#### Provided records ####

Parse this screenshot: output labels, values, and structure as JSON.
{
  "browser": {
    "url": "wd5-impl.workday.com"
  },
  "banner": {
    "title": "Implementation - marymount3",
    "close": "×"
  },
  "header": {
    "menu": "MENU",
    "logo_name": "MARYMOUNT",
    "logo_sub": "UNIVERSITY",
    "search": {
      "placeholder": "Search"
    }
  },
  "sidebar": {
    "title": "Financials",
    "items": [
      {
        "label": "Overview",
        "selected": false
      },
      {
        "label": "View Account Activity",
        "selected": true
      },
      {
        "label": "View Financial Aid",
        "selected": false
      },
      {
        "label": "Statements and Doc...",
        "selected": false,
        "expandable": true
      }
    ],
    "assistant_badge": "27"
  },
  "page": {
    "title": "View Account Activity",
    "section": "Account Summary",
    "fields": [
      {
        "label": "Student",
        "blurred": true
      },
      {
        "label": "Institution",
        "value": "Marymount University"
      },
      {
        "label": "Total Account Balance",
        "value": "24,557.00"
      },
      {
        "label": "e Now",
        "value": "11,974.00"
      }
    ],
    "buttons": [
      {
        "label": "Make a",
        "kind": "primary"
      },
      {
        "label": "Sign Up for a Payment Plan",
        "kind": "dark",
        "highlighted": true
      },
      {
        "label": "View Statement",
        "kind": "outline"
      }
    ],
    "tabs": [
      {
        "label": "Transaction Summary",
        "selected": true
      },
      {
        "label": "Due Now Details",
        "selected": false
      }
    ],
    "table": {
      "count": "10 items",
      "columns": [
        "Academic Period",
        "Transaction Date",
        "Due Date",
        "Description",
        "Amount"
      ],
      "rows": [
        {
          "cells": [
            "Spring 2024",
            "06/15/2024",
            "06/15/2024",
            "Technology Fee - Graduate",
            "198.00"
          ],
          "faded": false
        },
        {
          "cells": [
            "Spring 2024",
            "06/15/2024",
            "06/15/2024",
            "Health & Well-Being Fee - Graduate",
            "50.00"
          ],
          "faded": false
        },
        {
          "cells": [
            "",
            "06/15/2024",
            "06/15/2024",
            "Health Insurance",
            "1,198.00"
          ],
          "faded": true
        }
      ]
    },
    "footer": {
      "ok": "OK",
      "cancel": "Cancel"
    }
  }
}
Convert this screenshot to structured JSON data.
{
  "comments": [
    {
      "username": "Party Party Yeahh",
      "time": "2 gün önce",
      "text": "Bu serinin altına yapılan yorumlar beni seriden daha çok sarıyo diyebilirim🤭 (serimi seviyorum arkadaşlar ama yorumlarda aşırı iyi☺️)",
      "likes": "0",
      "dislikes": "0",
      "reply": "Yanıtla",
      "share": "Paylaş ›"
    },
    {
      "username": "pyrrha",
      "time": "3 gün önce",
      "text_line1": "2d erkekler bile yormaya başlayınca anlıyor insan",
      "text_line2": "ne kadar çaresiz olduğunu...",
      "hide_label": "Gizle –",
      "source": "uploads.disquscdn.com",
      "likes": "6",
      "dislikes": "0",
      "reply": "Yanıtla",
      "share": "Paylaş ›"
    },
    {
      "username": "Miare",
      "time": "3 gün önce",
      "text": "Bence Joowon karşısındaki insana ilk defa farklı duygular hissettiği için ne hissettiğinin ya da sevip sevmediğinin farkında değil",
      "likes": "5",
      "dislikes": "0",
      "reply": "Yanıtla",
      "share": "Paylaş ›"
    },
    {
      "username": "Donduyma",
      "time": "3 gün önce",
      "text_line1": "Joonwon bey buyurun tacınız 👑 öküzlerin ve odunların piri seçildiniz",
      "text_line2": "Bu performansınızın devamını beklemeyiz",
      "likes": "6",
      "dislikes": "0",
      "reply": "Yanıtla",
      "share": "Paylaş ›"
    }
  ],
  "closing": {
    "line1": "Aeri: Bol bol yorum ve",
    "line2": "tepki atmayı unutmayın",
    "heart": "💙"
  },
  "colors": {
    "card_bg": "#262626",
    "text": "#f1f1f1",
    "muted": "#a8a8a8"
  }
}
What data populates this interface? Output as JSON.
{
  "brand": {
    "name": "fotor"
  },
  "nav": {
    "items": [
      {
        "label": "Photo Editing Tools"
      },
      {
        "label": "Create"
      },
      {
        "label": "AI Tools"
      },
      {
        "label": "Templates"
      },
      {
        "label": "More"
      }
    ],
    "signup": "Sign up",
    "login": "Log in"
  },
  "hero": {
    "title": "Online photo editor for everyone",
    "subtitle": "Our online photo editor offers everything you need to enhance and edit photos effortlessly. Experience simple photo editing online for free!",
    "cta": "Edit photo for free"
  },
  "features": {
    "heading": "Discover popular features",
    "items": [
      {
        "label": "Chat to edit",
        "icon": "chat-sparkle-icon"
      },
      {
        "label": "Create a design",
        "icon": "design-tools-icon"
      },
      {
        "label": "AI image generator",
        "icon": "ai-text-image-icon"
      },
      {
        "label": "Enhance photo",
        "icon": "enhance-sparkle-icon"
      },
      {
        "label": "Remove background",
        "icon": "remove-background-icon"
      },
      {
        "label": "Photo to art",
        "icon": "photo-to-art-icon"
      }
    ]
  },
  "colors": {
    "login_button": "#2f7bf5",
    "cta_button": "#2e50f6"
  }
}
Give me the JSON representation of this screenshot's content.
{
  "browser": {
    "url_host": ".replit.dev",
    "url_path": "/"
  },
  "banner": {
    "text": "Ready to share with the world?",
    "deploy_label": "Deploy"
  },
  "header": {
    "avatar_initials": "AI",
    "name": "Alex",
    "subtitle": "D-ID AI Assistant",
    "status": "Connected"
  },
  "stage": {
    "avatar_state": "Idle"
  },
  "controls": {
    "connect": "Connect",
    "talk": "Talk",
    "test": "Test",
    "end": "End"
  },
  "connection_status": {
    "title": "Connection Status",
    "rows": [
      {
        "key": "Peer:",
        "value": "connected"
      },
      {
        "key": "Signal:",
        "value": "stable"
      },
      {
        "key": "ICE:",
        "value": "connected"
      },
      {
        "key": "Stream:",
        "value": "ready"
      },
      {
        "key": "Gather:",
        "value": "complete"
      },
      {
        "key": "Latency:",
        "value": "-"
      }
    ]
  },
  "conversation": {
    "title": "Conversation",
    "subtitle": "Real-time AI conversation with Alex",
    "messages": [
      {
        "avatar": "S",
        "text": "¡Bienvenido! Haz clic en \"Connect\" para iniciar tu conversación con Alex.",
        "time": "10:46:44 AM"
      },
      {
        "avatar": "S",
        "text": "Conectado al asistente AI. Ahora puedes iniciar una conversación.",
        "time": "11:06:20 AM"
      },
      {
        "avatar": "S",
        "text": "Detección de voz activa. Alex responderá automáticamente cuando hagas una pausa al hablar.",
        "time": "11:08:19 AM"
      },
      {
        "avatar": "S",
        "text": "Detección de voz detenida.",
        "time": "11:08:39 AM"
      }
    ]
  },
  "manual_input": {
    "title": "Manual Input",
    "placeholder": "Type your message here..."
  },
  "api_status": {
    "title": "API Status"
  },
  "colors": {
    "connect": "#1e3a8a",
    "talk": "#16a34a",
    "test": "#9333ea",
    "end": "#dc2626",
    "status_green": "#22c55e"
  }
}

####

**What is expected:**
All of the data needs to be reproduced exactly, with no line missing.

**In response:**
Parse this screenshot: output labels, values, and structure as JSON.
{
  "browser": {
    "url": "wd5-impl.workday.com"
  },
  "banner": {
    "title": "Implementation - marymount3",
    "close": "×"
  },
  "header": {
    "menu": "MENU",
    "logo_name": "MARYMOUNT",
    "logo_sub": "UNIVERSITY",
    "search": {
      "placeholder": "Search"
    }
  },
  "sidebar": {
    "title": "Financials",
    "items": [
      {
        "label": "Overview",
        "selected": false
      },
      {
        "label": "View Account Activity",
        "selected": true
      },
      {
        "label": "View Financial Aid",
        "selected": false
      },
      {
        "label": "Statements and Doc...",
        "selected": false,
        "expandable": true
      }
    ],
    "assistant_badge": "27"
  },
  "page": {
    "title": "View Account Activity",
    "section": "Account Summary",
    "fields": [
      {
        "label": "Student",
        "blurred": true
      },
      {
        "label": "Institution",
        "value": "Marymount University"
      },
      {
        "label": "Total Account Balance",
        "value": "24,557.00"
      },
      {
        "label": "e Now",
        "value": "11,974.00"
      }
    ],
    "buttons": [
      {
        "label": "Make a",
        "kind": "primary"
      },
      {
        "label": "Sign Up for a Payment Plan",
        "kind": "dark",
        "highlighted": true
      },
      {
        "label": "View Statement",
        "kind": "outline"
      }
    ],
    "tabs": [
      {
        "label": "Transaction Summary",
        "selected": true
      },
      {
        "label": "Due Now Details",
        "selected": false
      }
    ],
    "table": {
      "count": "10 items",
      "columns": [
        "Academic Period",
        "Transaction Date",
        "Due Date",
        "Description",
        "Amount"
      ],
      "rows": [
        {
          "cells": [
            "Spring 2024",
            "06/15/2024",
            "06/15/2024",
            "Technology Fee - Graduate",
            "198.00"
          ],
          "faded": false
        },
        {
          "cells": [
            "Spring 2024",
            "06/15/2024",
            "06/15/2024",
            "Health & Well-Being Fee - Graduate",
            "50.00"
          ],
          "faded": false
        },
        {
          "cells": [
            "",
            "06/15/2024",
            "06/15/2024",
            "Health Insurance",
            "1,198.00"
          ],
          "faded": true
        }
      ]
    },
    "footer": {
      "ok": "OK",
      "cancel": "Cancel"
    }
  }
}
Convert this screenshot to structured JSON data.
{
  "comments": [
    {
      "username": "Party Party Yeahh",
      "time": "2 gün önce",
      "text": "Bu serinin altına yapılan yorumlar beni seriden daha çok sarıyo diyebilirim🤭 (serimi seviyorum arkadaşlar ama yorumlarda aşırı iyi☺️)",
      "likes": "0",
      "dislikes": "0",
      "reply": "Yanıtla",
      "share": "Paylaş ›"
    },
    {
      "username": "pyrrha",
      "time": "3 gün önce",
      "text_line1": "2d erkekler bile yormaya başlayınca anlıyor insan",
      "text_line2": "ne kadar çaresiz olduğunu...",
      "hide_label": "Gizle –",
      "source": "uploads.disquscdn.com",
      "likes": "6",
      "dislikes": "0",
      "reply": "Yanıtla",
      "share": "Paylaş ›"
    },
    {
      "username": "Miare",
      "time": "3 gün önce",
      "text": "Bence Joowon karşısındaki insana ilk defa farklı duygular hissettiği için ne hissettiğinin ya da sevip sevmediğinin farkında değil",
      "likes": "5",
      "dislikes": "0",
      "reply": "Yanıtla",
      "share": "Paylaş ›"
    },
    {
      "username": "Donduyma",
      "time": "3 gün önce",
      "text_line1": "Joonwon bey buyurun tacınız 👑 öküzlerin ve odunların piri seçildiniz",
      "text_line2": "Bu performansınızın devamını beklemeyiz",
      "likes": "6",
      "dislikes": "0",
      "reply": "Yanıtla",
      "share": "Paylaş ›"
    }
  ],
  "closing": {
    "line1": "Aeri: Bol bol yorum ve",
    "line2": "tepki atmayı unutmayın",
    "heart": "💙"
  },
  "colors": {
    "card_bg": "#262626",
    "text": "#f1f1f1",
    "muted": "#a8a8a8"
  }
}
What data populates this interface? Output as JSON.
{
  "brand": {
    "name": "fotor"
  },
  "nav": {
    "items": [
      {
        "label": "Photo Editing Tools"
      },
      {
        "label": "Create"
      },
      {
        "label": "AI Tools"
      },
      {
        "label": "Templates"
      },
      {
        "label": "More"
      }
    ],
    "signup": "Sign up",
    "login": "Log in"
  },
  "hero": {
    "title": "Online photo editor for everyone",
    "subtitle": "Our online photo editor offers everything you need to enhance and edit photos effortlessly. Experience simple photo editing online for free!",
    "cta": "Edit photo for free"
  },
  "features": {
    "heading": "Discover popular features",
    "items": [
      {
        "label": "Chat to edit",
        "icon": "chat-sparkle-icon"
      },
      {
        "label": "Create a design",
        "icon": "design-tools-icon"
      },
      {
        "label": "AI image generator",
        "icon": "ai-text-image-icon"
      },
      {
        "label": "Enhance photo",
        "icon": "enhance-sparkle-icon"
      },
      {
        "label": "Remove background",
        "icon": "remove-background-icon"
      },
      {
        "label": "Photo to art",
        "icon": "photo-to-art-icon"
      }
    ]
  },
  "colors": {
    "login_button": "#2f7bf5",
    "cta_button": "#2e50f6"
  }
}
Give me the JSON representation of this screenshot's content.
{
  "browser": {
    "url_host": ".replit.dev",
    "url_path": "/"
  },
  "banner": {
    "text": "Ready to share with the world?",
    "deploy_label": "Deploy"
  },
  "header": {
    "avatar_initials": "AI",
    "name": "Alex",
    "subtitle": "D-ID AI Assistant",
    "status": "Connected"
  },
  "stage": {
    "avatar_state": "Idle"
  },
  "controls": {
    "connect": "Connect",
    "talk": "Talk",
    "test": "Test",
    "end": "End"
  },
  "connection_status": {
    "title": "Connection Status",
    "rows": [
      {
        "key": "Peer:",
        "value": "connected"
      },
      {
        "key": "Signal:",
        "value": "stable"
      },
      {
        "key": "ICE:",
        "value": "connected"
      },
      {
        "key": "Stream:",
        "value": "ready"
      },
      {
        "key": "Gather:",
        "value": "complete"
      },
      {
        "key": "Latency:",
        "value": "-"
      }
    ]
  },
  "conversation": {
    "title": "Conversation",
    "subtitle": "Real-time AI conversation with Alex",
    "messages": [
      {
        "avatar": "S",
        "text": "¡Bienvenido! Haz clic en \"Connect\" para iniciar tu conversación con Alex.",
        "time": "10:46:44 AM"
      },
      {
        "avatar": "S",
        "text": "Conectado al asistente AI. Ahora puedes iniciar una conversación.",
        "time": "11:06:20 AM"
      },
      {
        "avatar": "S",
        "text": "Detección de voz activa. Alex responderá automáticamente cuando hagas una pausa al hablar.",
        "time": "11:08:19 AM"
      },
      {
        "avatar": "S",
        "text": "Detección de voz detenida.",
        "time": "11:08:39 AM"
      }
    ]
  },
  "manual_input": {
    "title": "Manual Input",
    "placeholder": "Type your message here..."
  },
  "api_status": {
    "title": "API Status"
  },
  "colors": {
    "connect": "#1e3a8a",
    "talk": "#16a34a",
    "test": "#9333ea",
    "end": "#dc2626",
    "status_green": "#22c55e"
  }
}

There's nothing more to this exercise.